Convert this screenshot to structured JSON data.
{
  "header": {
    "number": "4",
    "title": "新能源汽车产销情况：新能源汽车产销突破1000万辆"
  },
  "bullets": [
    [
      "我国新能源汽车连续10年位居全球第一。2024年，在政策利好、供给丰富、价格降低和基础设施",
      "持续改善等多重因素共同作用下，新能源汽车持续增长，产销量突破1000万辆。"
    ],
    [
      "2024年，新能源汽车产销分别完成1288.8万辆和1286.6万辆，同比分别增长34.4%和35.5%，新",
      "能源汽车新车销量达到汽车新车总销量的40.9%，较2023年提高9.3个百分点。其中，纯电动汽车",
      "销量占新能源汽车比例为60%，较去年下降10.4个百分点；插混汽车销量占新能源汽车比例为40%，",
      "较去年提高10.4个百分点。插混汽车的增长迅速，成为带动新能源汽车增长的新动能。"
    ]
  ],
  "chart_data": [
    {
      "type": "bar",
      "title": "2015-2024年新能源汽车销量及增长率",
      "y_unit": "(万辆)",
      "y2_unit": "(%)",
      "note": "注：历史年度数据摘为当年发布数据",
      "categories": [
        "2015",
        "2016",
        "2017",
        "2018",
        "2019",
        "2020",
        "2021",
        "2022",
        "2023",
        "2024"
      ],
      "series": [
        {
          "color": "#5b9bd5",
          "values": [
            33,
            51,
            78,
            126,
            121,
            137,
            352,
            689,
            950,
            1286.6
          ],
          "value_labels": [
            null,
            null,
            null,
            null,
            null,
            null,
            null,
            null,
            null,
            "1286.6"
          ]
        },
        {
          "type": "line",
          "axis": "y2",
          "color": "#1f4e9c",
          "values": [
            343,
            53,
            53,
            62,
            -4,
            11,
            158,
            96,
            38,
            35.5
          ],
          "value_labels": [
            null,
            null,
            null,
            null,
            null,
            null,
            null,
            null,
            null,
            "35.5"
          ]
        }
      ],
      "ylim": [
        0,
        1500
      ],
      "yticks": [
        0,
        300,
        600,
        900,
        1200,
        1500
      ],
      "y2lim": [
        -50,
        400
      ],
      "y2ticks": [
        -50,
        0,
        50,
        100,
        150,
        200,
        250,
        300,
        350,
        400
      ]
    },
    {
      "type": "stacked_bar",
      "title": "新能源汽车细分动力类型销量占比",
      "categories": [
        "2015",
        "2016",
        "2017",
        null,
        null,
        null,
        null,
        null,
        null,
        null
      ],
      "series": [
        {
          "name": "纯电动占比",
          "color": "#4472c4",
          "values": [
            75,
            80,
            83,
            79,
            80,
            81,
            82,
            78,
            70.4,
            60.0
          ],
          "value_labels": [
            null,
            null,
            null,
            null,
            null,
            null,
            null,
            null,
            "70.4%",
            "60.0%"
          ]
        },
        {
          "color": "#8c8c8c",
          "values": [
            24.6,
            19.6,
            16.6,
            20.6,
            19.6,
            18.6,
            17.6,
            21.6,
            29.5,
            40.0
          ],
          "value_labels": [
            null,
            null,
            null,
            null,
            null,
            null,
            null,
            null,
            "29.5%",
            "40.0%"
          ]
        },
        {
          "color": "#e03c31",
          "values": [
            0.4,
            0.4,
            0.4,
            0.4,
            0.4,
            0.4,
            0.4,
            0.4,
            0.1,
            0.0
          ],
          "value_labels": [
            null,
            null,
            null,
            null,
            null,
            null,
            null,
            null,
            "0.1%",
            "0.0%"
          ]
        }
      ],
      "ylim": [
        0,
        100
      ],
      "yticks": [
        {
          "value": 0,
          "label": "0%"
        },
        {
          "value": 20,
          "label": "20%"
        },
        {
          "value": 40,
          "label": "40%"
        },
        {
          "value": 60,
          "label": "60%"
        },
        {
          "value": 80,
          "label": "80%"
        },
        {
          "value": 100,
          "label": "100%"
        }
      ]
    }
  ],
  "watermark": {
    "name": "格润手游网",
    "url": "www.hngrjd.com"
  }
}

EXERCISE AIM - How many of the lines above include the string "title"? Answer with the number only.

ANSWER FOR THE TASK - 3